Given passage:
-- Begin --

The thought process behind this is that likes are a proxy for quality. The more likes there are, the better the restaurant is. This might be incorrect but API call issues (how many I can use for free) holds me back from getting price / rating data. I will then bin this data into a quality categorical variables so we can cluster appropriately.

I am also going to create new categorical variables for the restaurants to better group them based on type of cuisine. This way you can look for good mexican food or now what type of food might be best to eat in Hoboken if you are new to the area.

**Data Prep Part 1**

Now let's start prepping our data for clustering. This will include combining data from different lists, creating new categorical data to be used, binning data and then encoding the data for clustering.

In [None]:
#let's make a copy of our initial dataframe just in case anything goes wrong

hoboken_venues = nearby_venues2.copy()
hoboken_venues.head()

-- End --

Dataset excerpt:
-- Begin --

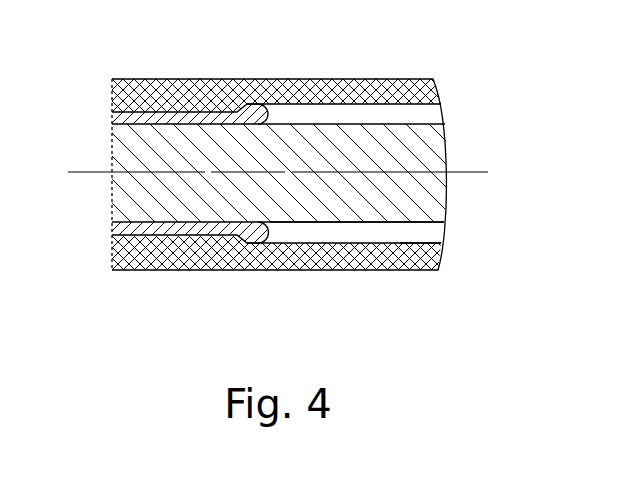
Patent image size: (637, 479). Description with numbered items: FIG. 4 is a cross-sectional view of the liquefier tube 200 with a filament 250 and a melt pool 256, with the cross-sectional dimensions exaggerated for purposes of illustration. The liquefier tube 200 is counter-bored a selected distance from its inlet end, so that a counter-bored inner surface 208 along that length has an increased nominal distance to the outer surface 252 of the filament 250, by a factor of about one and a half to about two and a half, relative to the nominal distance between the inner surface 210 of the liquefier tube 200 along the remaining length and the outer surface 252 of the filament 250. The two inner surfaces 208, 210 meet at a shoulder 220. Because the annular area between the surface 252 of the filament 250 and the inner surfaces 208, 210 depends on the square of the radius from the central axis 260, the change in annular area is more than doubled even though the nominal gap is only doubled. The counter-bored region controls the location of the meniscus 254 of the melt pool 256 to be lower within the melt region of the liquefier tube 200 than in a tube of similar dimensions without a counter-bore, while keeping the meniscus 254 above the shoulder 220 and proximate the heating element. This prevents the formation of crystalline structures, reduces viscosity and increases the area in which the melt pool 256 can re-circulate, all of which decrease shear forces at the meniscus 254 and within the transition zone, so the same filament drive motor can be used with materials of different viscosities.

-- End --

Required task A:
Answer these questions from the Hoboken restaurant excerpt, one answer per line:
(i) What are likes treated as a proxy for?
(ii) What keeps the writer from getting price and rating data?
(iii) What name is given to the copy of the initial dataframe?
Required task B: Summarize the Hoboken restaurant excerpt in two sentences.
Required task C: Rewrite the part of the Hoboken restaurant excerpt between "The thought process" and "to the area.", inclusive, and switch "likes" to "check-ins".
Rely only on the Hoboken restaurant excerpt when answering.

Written answer A:
(i) Quality.
(ii) API call issues, meaning how many calls can be used for free.
(iii) hoboken_venues

Written answer B: API call limits keep the writer from getting price and rating data, so likes serve as a proxy for restaurant quality. The writer plans to bin the likes into quality categories and create cuisine-type categories, then begins data prep for clustering by copying the initial dataframe.

Written answer C:
The thought process behind this is that check-ins are a proxy for quality. The more check-ins there are, the better the restaurant is. This might be incorrect but API call issues (how many I can use for free) holds me back from getting price / rating data. I will then bin this data into a quality categorical variables so we can cluster appropriately.

I am also going to create new categorical variables for the restaurants to better group them based on type of cuisine. This way you can look for good mexican food or now what type of food might be best to eat in Hoboken if you are new to the area.